— start of Record list —
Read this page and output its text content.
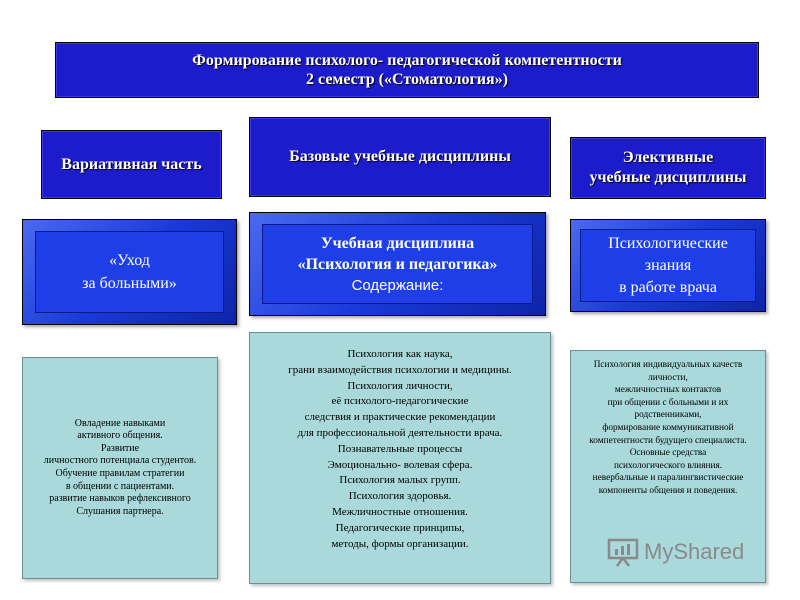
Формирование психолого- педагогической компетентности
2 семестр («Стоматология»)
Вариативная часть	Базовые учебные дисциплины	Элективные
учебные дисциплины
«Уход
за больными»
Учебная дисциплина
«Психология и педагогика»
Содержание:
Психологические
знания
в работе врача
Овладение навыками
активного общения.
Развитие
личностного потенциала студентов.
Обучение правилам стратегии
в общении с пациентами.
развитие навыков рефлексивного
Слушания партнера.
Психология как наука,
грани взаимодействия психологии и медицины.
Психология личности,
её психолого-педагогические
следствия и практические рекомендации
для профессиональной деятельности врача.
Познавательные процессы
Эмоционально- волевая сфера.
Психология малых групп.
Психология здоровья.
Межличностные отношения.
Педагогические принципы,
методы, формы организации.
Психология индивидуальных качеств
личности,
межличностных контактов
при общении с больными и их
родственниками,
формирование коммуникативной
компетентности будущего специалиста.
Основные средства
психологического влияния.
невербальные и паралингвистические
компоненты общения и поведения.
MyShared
— end of Record list —
• Set problem: Copy out each line of the entries that holds "больными".

• Finished task:
за больными»
при общении с больными и их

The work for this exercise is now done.